Given records:

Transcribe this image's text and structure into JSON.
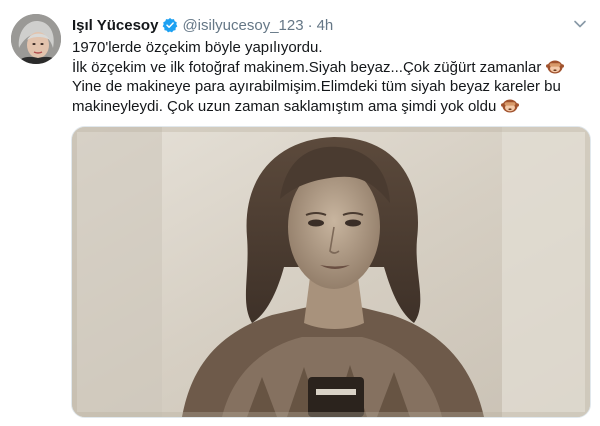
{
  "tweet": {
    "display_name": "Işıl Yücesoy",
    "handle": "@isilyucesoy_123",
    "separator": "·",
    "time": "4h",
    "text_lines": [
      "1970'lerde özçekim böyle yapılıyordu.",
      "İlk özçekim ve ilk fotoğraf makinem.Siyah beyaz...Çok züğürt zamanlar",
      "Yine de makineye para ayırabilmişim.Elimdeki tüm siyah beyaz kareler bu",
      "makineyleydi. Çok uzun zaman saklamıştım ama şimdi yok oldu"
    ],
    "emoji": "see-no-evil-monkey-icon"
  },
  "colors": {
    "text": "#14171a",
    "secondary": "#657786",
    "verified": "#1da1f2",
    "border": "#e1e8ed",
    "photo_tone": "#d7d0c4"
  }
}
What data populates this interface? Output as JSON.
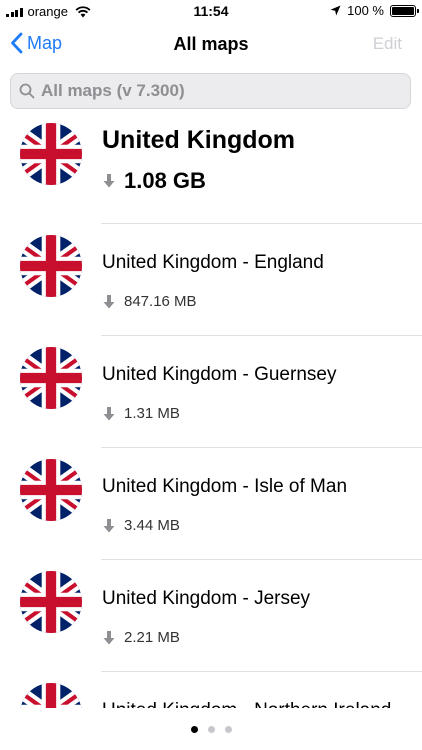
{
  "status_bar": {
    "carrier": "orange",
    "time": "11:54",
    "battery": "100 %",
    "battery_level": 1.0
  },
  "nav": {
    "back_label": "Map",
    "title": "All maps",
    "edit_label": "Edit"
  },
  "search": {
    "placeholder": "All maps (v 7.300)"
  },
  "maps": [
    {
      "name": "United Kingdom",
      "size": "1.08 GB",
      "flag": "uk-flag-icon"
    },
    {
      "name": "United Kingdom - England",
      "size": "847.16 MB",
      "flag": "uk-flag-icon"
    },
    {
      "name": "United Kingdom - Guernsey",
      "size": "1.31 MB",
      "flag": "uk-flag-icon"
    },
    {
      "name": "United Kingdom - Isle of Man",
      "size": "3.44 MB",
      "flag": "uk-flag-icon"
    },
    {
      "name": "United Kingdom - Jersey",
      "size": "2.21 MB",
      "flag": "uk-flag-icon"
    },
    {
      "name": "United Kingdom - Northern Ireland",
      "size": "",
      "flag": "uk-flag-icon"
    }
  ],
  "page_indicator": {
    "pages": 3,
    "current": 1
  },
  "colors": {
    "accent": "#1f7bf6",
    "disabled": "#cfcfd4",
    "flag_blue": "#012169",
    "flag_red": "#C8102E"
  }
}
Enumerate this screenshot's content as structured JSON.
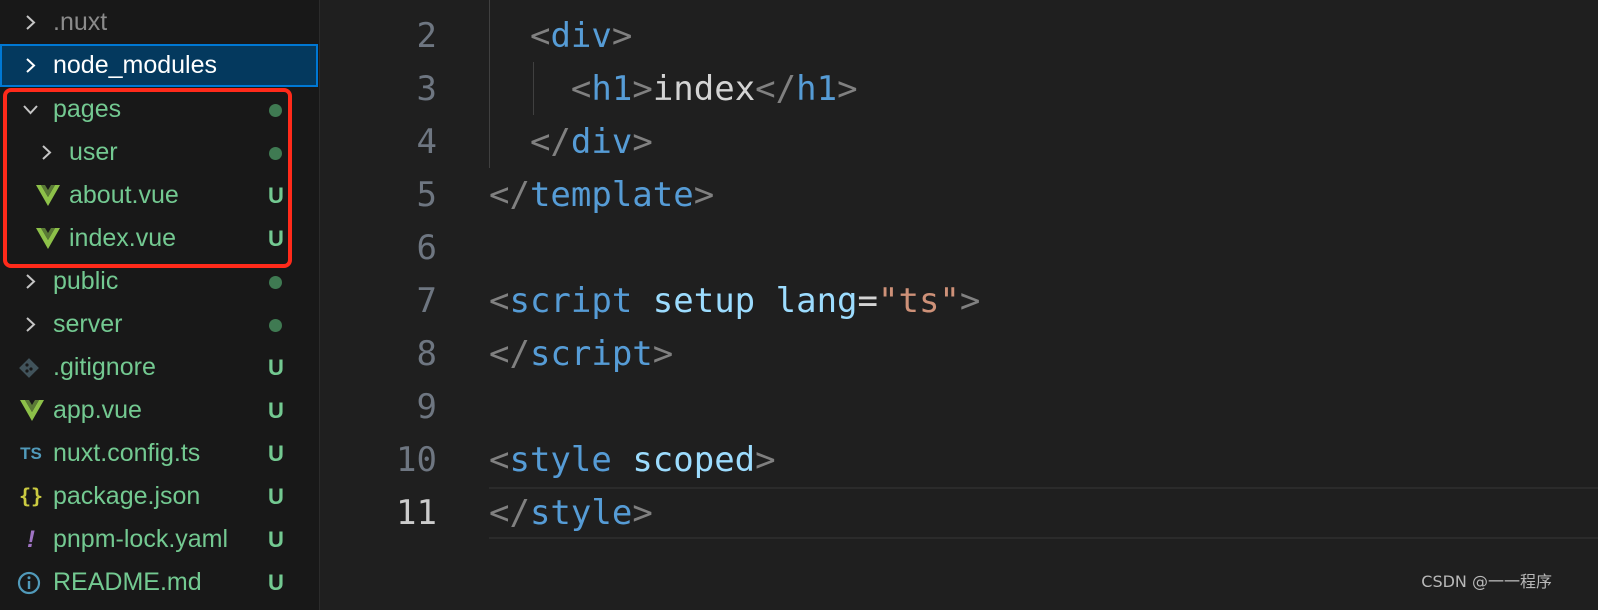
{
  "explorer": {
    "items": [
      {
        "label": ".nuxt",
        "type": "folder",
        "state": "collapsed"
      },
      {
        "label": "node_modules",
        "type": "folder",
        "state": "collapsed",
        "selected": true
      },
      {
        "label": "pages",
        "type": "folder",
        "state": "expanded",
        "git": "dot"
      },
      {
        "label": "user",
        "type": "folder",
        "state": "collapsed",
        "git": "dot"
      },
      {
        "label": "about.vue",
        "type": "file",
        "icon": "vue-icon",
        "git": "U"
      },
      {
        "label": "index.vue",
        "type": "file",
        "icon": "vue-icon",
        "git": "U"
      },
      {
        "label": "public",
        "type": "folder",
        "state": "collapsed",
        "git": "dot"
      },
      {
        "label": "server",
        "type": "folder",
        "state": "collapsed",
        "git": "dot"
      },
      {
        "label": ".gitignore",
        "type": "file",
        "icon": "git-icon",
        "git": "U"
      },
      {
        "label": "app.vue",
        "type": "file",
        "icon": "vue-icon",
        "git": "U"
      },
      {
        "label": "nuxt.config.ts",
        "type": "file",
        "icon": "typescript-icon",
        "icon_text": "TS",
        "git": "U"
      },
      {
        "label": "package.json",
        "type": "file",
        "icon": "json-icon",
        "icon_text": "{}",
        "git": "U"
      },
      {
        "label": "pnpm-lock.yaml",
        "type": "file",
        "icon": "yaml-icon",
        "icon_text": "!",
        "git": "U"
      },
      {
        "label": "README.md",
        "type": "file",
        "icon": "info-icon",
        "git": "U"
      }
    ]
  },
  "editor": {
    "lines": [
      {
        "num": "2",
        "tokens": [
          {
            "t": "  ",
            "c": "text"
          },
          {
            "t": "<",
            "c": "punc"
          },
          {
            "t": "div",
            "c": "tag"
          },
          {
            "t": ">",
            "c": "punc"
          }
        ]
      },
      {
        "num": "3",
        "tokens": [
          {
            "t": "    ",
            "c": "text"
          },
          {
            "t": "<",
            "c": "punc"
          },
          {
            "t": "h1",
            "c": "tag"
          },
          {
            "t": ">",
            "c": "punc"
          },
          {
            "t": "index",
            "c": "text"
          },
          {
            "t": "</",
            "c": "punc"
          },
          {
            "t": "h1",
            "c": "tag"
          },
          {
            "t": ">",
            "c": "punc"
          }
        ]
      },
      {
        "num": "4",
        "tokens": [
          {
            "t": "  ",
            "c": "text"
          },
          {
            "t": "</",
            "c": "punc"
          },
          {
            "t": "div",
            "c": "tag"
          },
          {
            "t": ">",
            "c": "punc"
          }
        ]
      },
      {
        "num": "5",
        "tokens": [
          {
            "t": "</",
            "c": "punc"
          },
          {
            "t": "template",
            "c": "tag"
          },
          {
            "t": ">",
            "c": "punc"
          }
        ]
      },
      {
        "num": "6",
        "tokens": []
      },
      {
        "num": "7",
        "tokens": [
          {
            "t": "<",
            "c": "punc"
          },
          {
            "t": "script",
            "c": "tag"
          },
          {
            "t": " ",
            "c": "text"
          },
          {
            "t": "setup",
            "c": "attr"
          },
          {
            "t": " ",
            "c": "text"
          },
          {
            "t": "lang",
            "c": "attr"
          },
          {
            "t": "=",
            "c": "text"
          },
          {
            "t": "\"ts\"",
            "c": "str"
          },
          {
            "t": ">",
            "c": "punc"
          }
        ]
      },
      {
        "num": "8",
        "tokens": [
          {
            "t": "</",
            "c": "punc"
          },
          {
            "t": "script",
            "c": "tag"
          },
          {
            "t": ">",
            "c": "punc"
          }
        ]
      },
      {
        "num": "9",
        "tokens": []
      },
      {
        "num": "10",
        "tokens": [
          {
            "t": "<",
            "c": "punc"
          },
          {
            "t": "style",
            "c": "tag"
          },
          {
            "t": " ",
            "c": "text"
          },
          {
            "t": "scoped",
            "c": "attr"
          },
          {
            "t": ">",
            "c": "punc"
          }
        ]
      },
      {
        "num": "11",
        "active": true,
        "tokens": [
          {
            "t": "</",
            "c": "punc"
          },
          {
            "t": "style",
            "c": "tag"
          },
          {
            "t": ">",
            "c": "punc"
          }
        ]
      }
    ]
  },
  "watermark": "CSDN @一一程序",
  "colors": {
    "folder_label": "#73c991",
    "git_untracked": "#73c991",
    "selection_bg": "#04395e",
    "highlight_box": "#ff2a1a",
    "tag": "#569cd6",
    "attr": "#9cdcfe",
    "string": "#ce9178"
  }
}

What you have to do: Give all the entries again exactly, dropping each picture.

Answer to this exercise:
Transcribe this image's text and structure into JSON.
{
  "tweet": {
    "display_name": "Işıl Yücesoy",
    "handle": "@isilyucesoy_123",
    "separator": "·",
    "time": "4h",
    "text_lines": [
      "1970'lerde özçekim böyle yapılıyordu.",
      "İlk özçekim ve ilk fotoğraf makinem.Siyah beyaz...Çok züğürt zamanlar",
      "Yine de makineye para ayırabilmişim.Elimdeki tüm siyah beyaz kareler bu",
      "makineyleydi. Çok uzun zaman saklamıştım ama şimdi yok oldu"
    ],
    "emoji": "see-no-evil-monkey-icon"
  },
  "colors": {
    "text": "#14171a",
    "secondary": "#657786",
    "verified": "#1da1f2",
    "border": "#e1e8ed",
    "photo_tone": "#d7d0c4"
  }
}
What data populates this interface? Output as JSON.
{
  "status_bar": {
    "carrier": "orange",
    "time": "11:54",
    "battery": "100 %",
    "battery_level": 1.0
  },
  "nav": {
    "back_label": "Map",
    "title": "All maps",
    "edit_label": "Edit"
  },
  "search": {
    "placeholder": "All maps (v 7.300)"
  },
  "maps": [
    {
      "name": "United Kingdom",
      "size": "1.08 GB",
      "flag": "uk-flag-icon"
    },
    {
      "name": "United Kingdom - England",
      "size": "847.16 MB",
      "flag": "uk-flag-icon"
    },
    {
      "name": "United Kingdom - Guernsey",
      "size": "1.31 MB",
      "flag": "uk-flag-icon"
    },
    {
      "name": "United Kingdom - Isle of Man",
      "size": "3.44 MB",
      "flag": "uk-flag-icon"
    },
    {
      "name": "United Kingdom - Jersey",
      "size": "2.21 MB",
      "flag": "uk-flag-icon"
    },
    {
      "name": "United Kingdom - Northern Ireland",
      "size": "",
      "flag": "uk-flag-icon"
    }
  ],
  "page_indicator": {
    "pages": 3,
    "current": 1
  },
  "colors": {
    "accent": "#1f7bf6",
    "disabled": "#cfcfd4",
    "flag_blue": "#012169",
    "flag_red": "#C8102E"
  }
}
Enumerate this screenshot's content as structured JSON.
{
  "explorer": {
    "items": [
      {
        "label": ".nuxt",
        "type": "folder",
        "state": "collapsed"
      },
      {
        "label": "node_modules",
        "type": "folder",
        "state": "collapsed",
        "selected": true
      },
      {
        "label": "pages",
        "type": "folder",
        "state": "expanded",
        "git": "dot"
      },
      {
        "label": "user",
        "type": "folder",
        "state": "collapsed",
        "git": "dot"
      },
      {
        "label": "about.vue",
        "type": "file",
        "icon": "vue-icon",
        "git": "U"
      },
      {
        "label": "index.vue",
        "type": "file",
        "icon": "vue-icon",
        "git": "U"
      },
      {
        "label": "public",
        "type": "folder",
        "state": "collapsed",
        "git": "dot"
      },
      {
        "label": "server",
        "type": "folder",
        "state": "collapsed",
        "git": "dot"
      },
      {
        "label": ".gitignore",
        "type": "file",
        "icon": "git-icon",
        "git": "U"
      },
      {
        "label": "app.vue",
        "type": "file",
        "icon": "vue-icon",
        "git": "U"
      },
      {
        "label": "nuxt.config.ts",
        "type": "file",
        "icon": "typescript-icon",
        "icon_text": "TS",
        "git": "U"
      },
      {
        "label": "package.json",
        "type": "file",
        "icon": "json-icon",
        "icon_text": "{}",
        "git": "U"
      },
      {
        "label": "pnpm-lock.yaml",
        "type": "file",
        "icon": "yaml-icon",
        "icon_text": "!",
        "git": "U"
      },
      {
        "label": "README.md",
        "type": "file",
        "icon": "info-icon",
        "git": "U"
      }
    ]
  },
  "editor": {
    "lines": [
      {
        "num": "2",
        "tokens": [
          {
            "t": "  ",
            "c": "text"
          },
          {
            "t": "<",
            "c": "punc"
          },
          {
            "t": "div",
            "c": "tag"
          },
          {
            "t": ">",
            "c": "punc"
          }
        ]
      },
      {
        "num": "3",
        "tokens": [
          {
            "t": "    ",
            "c": "text"
          },
          {
            "t": "<",
            "c": "punc"
          },
          {
            "t": "h1",
            "c": "tag"
          },
          {
            "t": ">",
            "c": "punc"
          },
          {
            "t": "index",
            "c": "text"
          },
          {
            "t": "</",
            "c": "punc"
          },
          {
            "t": "h1",
            "c": "tag"
          },
          {
            "t": ">",
            "c": "punc"
          }
        ]
      },
      {
        "num": "4",
        "tokens": [
          {
            "t": "  ",
            "c": "text"
          },
          {
            "t": "</",
            "c": "punc"
          },
          {
            "t": "div",
            "c": "tag"
          },
          {
            "t": ">",
            "c": "punc"
          }
        ]
      },
      {
        "num": "5",
        "tokens": [
          {
            "t": "</",
            "c": "punc"
          },
          {
            "t": "template",
            "c": "tag"
          },
          {
            "t": ">",
            "c": "punc"
          }
        ]
      },
      {
        "num": "6",
        "tokens": []
      },
      {
        "num": "7",
        "tokens": [
          {
            "t": "<",
            "c": "punc"
          },
          {
            "t": "script",
            "c": "tag"
          },
          {
            "t": " ",
            "c": "text"
          },
          {
            "t": "setup",
            "c": "attr"
          },
          {
            "t": " ",
            "c": "text"
          },
          {
            "t": "lang",
            "c": "attr"
          },
          {
            "t": "=",
            "c": "text"
          },
          {
            "t": "\"ts\"",
            "c": "str"
          },
          {
            "t": ">",
            "c": "punc"
          }
        ]
      },
      {
        "num": "8",
        "tokens": [
          {
            "t": "</",
            "c": "punc"
          },
          {
            "t": "script",
            "c": "tag"
          },
          {
            "t": ">",
            "c": "punc"
          }
        ]
      },
      {
        "num": "9",
        "tokens": []
      },
      {
        "num": "10",
        "tokens": [
          {
            "t": "<",
            "c": "punc"
          },
          {
            "t": "style",
            "c": "tag"
          },
          {
            "t": " ",
            "c": "text"
          },
          {
            "t": "scoped",
            "c": "attr"
          },
          {
            "t": ">",
            "c": "punc"
          }
        ]
      },
      {
        "num": "11",
        "active": true,
        "tokens": [
          {
            "t": "</",
            "c": "punc"
          },
          {
            "t": "style",
            "c": "tag"
          },
          {
            "t": ">",
            "c": "punc"
          }
        ]
      }
    ]
  },
  "watermark": "CSDN @一一程序",
  "colors": {
    "folder_label": "#73c991",
    "git_untracked": "#73c991",
    "selection_bg": "#04395e",
    "highlight_box": "#ff2a1a",
    "tag": "#569cd6",
    "attr": "#9cdcfe",
    "string": "#ce9178"
  }
}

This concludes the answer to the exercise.